### Exercise aim
Output the full material exactly as it appears here.

(Figure dataset records)

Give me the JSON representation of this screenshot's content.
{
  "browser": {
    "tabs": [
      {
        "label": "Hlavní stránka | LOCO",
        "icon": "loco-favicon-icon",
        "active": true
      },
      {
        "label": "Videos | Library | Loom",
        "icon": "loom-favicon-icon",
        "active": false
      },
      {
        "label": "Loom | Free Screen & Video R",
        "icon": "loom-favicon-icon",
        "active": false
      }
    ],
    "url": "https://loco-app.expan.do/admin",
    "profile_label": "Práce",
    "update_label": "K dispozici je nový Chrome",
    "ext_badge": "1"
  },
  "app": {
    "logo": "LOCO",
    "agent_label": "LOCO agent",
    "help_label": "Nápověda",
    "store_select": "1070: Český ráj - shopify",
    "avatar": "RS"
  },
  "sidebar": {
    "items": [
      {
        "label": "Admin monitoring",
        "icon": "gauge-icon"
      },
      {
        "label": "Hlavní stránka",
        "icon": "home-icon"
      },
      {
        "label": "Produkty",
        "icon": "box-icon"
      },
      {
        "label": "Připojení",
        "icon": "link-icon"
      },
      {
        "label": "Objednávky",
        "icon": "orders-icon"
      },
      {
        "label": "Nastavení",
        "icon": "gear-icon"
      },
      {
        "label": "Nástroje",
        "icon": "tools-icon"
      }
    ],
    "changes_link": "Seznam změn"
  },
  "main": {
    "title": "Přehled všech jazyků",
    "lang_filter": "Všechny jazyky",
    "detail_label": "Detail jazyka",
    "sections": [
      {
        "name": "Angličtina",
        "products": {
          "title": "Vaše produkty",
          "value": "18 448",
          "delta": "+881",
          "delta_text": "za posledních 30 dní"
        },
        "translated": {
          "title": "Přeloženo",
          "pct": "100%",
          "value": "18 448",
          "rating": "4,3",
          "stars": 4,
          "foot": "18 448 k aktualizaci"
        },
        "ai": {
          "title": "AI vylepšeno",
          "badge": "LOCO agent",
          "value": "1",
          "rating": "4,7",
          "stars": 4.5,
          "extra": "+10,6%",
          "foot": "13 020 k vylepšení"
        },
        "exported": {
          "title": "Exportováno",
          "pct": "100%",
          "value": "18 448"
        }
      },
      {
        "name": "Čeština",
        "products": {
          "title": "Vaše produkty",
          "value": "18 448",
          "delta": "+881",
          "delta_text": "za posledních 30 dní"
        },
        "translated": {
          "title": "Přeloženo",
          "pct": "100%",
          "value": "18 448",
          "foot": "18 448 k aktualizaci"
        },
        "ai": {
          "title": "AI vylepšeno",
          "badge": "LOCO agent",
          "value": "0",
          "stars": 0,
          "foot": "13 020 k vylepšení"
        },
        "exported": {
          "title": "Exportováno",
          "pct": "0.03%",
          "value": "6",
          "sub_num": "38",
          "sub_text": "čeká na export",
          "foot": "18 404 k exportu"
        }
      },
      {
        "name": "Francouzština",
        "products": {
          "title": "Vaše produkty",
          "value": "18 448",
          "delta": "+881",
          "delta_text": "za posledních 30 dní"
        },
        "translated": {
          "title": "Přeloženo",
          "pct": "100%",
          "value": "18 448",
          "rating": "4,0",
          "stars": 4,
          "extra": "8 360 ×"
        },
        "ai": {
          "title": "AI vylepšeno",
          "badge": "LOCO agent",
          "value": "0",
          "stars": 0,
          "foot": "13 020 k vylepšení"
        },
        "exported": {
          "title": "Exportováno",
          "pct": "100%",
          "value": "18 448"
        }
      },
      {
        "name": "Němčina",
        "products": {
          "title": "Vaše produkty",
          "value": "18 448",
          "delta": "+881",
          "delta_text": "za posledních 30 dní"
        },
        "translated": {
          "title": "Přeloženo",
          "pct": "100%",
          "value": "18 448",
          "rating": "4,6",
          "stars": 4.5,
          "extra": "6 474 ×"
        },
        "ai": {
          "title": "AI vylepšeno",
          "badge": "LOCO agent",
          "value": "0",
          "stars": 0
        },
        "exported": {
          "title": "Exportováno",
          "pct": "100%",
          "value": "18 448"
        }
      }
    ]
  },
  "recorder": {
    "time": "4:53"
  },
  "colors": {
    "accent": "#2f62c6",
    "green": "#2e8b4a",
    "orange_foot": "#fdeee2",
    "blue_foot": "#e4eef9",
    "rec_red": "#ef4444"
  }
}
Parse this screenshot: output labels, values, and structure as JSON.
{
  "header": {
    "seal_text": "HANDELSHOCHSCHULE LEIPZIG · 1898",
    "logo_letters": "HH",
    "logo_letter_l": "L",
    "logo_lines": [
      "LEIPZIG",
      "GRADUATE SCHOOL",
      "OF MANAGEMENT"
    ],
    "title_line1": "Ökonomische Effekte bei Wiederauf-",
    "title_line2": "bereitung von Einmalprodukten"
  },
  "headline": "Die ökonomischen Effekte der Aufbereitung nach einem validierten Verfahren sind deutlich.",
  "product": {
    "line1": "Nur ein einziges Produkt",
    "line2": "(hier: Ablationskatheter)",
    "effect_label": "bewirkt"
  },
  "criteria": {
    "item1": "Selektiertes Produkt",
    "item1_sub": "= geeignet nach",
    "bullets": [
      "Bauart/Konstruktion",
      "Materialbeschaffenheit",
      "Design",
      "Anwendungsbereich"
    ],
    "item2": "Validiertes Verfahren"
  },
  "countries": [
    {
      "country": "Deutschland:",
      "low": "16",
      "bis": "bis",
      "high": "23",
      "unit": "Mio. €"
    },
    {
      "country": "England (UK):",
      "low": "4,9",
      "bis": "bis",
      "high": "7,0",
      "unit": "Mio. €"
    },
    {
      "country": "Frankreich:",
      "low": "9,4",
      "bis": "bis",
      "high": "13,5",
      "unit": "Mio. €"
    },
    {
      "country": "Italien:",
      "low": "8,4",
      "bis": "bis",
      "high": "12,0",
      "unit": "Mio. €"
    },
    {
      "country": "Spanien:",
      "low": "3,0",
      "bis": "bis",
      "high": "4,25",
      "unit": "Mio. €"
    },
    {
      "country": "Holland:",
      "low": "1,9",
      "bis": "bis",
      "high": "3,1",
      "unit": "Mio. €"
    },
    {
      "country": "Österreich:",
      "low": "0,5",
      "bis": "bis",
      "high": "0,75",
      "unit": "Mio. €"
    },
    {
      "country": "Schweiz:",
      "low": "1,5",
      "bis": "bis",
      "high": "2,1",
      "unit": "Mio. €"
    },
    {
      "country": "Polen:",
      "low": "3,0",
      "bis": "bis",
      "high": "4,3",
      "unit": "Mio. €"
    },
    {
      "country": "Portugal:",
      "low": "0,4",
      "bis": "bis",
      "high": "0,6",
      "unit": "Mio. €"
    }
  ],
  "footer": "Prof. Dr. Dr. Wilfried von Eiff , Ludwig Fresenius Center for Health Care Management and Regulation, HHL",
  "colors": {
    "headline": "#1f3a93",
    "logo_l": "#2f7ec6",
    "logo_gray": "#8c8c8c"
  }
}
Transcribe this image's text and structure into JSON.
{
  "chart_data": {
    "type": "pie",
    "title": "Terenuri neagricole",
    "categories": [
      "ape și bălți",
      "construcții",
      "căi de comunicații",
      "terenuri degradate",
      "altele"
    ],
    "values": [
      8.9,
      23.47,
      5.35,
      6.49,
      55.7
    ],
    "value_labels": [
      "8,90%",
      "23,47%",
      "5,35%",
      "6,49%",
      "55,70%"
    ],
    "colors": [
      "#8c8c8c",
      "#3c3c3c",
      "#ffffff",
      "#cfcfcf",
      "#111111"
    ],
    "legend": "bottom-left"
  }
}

### The result
Give me the JSON representation of this screenshot's content.
{
  "browser": {
    "tabs": [
      {
        "label": "Hlavní stránka | LOCO",
        "icon": "loco-favicon-icon",
        "active": true
      },
      {
        "label": "Videos | Library | Loom",
        "icon": "loom-favicon-icon",
        "active": false
      },
      {
        "label": "Loom | Free Screen & Video R",
        "icon": "loom-favicon-icon",
        "active": false
      }
    ],
    "url": "https://loco-app.expan.do/admin",
    "profile_label": "Práce",
    "update_label": "K dispozici je nový Chrome",
    "ext_badge": "1"
  },
  "app": {
    "logo": "LOCO",
    "agent_label": "LOCO agent",
    "help_label": "Nápověda",
    "store_select": "1070: Český ráj - shopify",
    "avatar": "RS"
  },
  "sidebar": {
    "items": [
      {
        "label": "Admin monitoring",
        "icon": "gauge-icon"
      },
      {
        "label": "Hlavní stránka",
        "icon": "home-icon"
      },
      {
        "label": "Produkty",
        "icon": "box-icon"
      },
      {
        "label": "Připojení",
        "icon": "link-icon"
      },
      {
        "label": "Objednávky",
        "icon": "orders-icon"
      },
      {
        "label": "Nastavení",
        "icon": "gear-icon"
      },
      {
        "label": "Nástroje",
        "icon": "tools-icon"
      }
    ],
    "changes_link": "Seznam změn"
  },
  "main": {
    "title": "Přehled všech jazyků",
    "lang_filter": "Všechny jazyky",
    "detail_label": "Detail jazyka",
    "sections": [
      {
        "name": "Angličtina",
        "products": {
          "title": "Vaše produkty",
          "value": "18 448",
          "delta": "+881",
          "delta_text": "za posledních 30 dní"
        },
        "translated": {
          "title": "Přeloženo",
          "pct": "100%",
          "value": "18 448",
          "rating": "4,3",
          "stars": 4,
          "foot": "18 448 k aktualizaci"
        },
        "ai": {
          "title": "AI vylepšeno",
          "badge": "LOCO agent",
          "value": "1",
          "rating": "4,7",
          "stars": 4.5,
          "extra": "+10,6%",
          "foot": "13 020 k vylepšení"
        },
        "exported": {
          "title": "Exportováno",
          "pct": "100%",
          "value": "18 448"
        }
      },
      {
        "name": "Čeština",
        "products": {
          "title": "Vaše produkty",
          "value": "18 448",
          "delta": "+881",
          "delta_text": "za posledních 30 dní"
        },
        "translated": {
          "title": "Přeloženo",
          "pct": "100%",
          "value": "18 448",
          "foot": "18 448 k aktualizaci"
        },
        "ai": {
          "title": "AI vylepšeno",
          "badge": "LOCO agent",
          "value": "0",
          "stars": 0,
          "foot": "13 020 k vylepšení"
        },
        "exported": {
          "title": "Exportováno",
          "pct": "0.03%",
          "value": "6",
          "sub_num": "38",
          "sub_text": "čeká na export",
          "foot": "18 404 k exportu"
        }
      },
      {
        "name": "Francouzština",
        "products": {
          "title": "Vaše produkty",
          "value": "18 448",
          "delta": "+881",
          "delta_text": "za posledních 30 dní"
        },
        "translated": {
          "title": "Přeloženo",
          "pct": "100%",
          "value": "18 448",
          "rating": "4,0",
          "stars": 4,
          "extra": "8 360 ×"
        },
        "ai": {
          "title": "AI vylepšeno",
          "badge": "LOCO agent",
          "value": "0",
          "stars": 0,
          "foot": "13 020 k vylepšení"
        },
        "exported": {
          "title": "Exportováno",
          "pct": "100%",
          "value": "18 448"
        }
      },
      {
        "name": "Němčina",
        "products": {
          "title": "Vaše produkty",
          "value": "18 448",
          "delta": "+881",
          "delta_text": "za posledních 30 dní"
        },
        "translated": {
          "title": "Přeloženo",
          "pct": "100%",
          "value": "18 448",
          "rating": "4,6",
          "stars": 4.5,
          "extra": "6 474 ×"
        },
        "ai": {
          "title": "AI vylepšeno",
          "badge": "LOCO agent",
          "value": "0",
          "stars": 0
        },
        "exported": {
          "title": "Exportováno",
          "pct": "100%",
          "value": "18 448"
        }
      }
    ]
  },
  "recorder": {
    "time": "4:53"
  },
  "colors": {
    "accent": "#2f62c6",
    "green": "#2e8b4a",
    "orange_foot": "#fdeee2",
    "blue_foot": "#e4eef9",
    "rec_red": "#ef4444"
  }
}
Parse this screenshot: output labels, values, and structure as JSON.
{
  "header": {
    "seal_text": "HANDELSHOCHSCHULE LEIPZIG · 1898",
    "logo_letters": "HH",
    "logo_letter_l": "L",
    "logo_lines": [
      "LEIPZIG",
      "GRADUATE SCHOOL",
      "OF MANAGEMENT"
    ],
    "title_line1": "Ökonomische Effekte bei Wiederauf-",
    "title_line2": "bereitung von Einmalprodukten"
  },
  "headline": "Die ökonomischen Effekte der Aufbereitung nach einem validierten Verfahren sind deutlich.",
  "product": {
    "line1": "Nur ein einziges Produkt",
    "line2": "(hier: Ablationskatheter)",
    "effect_label": "bewirkt"
  },
  "criteria": {
    "item1": "Selektiertes Produkt",
    "item1_sub": "= geeignet nach",
    "bullets": [
      "Bauart/Konstruktion",
      "Materialbeschaffenheit",
      "Design",
      "Anwendungsbereich"
    ],
    "item2": "Validiertes Verfahren"
  },
  "countries": [
    {
      "country": "Deutschland:",
      "low": "16",
      "bis": "bis",
      "high": "23",
      "unit": "Mio. €"
    },
    {
      "country": "England (UK):",
      "low": "4,9",
      "bis": "bis",
      "high": "7,0",
      "unit": "Mio. €"
    },
    {
      "country": "Frankreich:",
      "low": "9,4",
      "bis": "bis",
      "high": "13,5",
      "unit": "Mio. €"
    },
    {
      "country": "Italien:",
      "low": "8,4",
      "bis": "bis",
      "high": "12,0",
      "unit": "Mio. €"
    },
    {
      "country": "Spanien:",
      "low": "3,0",
      "bis": "bis",
      "high": "4,25",
      "unit": "Mio. €"
    },
    {
      "country": "Holland:",
      "low": "1,9",
      "bis": "bis",
      "high": "3,1",
      "unit": "Mio. €"
    },
    {
      "country": "Österreich:",
      "low": "0,5",
      "bis": "bis",
      "high": "0,75",
      "unit": "Mio. €"
    },
    {
      "country": "Schweiz:",
      "low": "1,5",
      "bis": "bis",
      "high": "2,1",
      "unit": "Mio. €"
    },
    {
      "country": "Polen:",
      "low": "3,0",
      "bis": "bis",
      "high": "4,3",
      "unit": "Mio. €"
    },
    {
      "country": "Portugal:",
      "low": "0,4",
      "bis": "bis",
      "high": "0,6",
      "unit": "Mio. €"
    }
  ],
  "footer": "Prof. Dr. Dr. Wilfried von Eiff , Ludwig Fresenius Center for Health Care Management and Regulation, HHL",
  "colors": {
    "headline": "#1f3a93",
    "logo_l": "#2f7ec6",
    "logo_gray": "#8c8c8c"
  }
}
Transcribe this image's text and structure into JSON.
{
  "chart_data": {
    "type": "pie",
    "title": "Terenuri neagricole",
    "categories": [
      "ape și bălți",
      "construcții",
      "căi de comunicații",
      "terenuri degradate",
      "altele"
    ],
    "values": [
      8.9,
      23.47,
      5.35,
      6.49,
      55.7
    ],
    "value_labels": [
      "8,90%",
      "23,47%",
      "5,35%",
      "6,49%",
      "55,70%"
    ],
    "colors": [
      "#8c8c8c",
      "#3c3c3c",
      "#ffffff",
      "#cfcfcf",
      "#111111"
    ],
    "legend": "bottom-left"
  }
}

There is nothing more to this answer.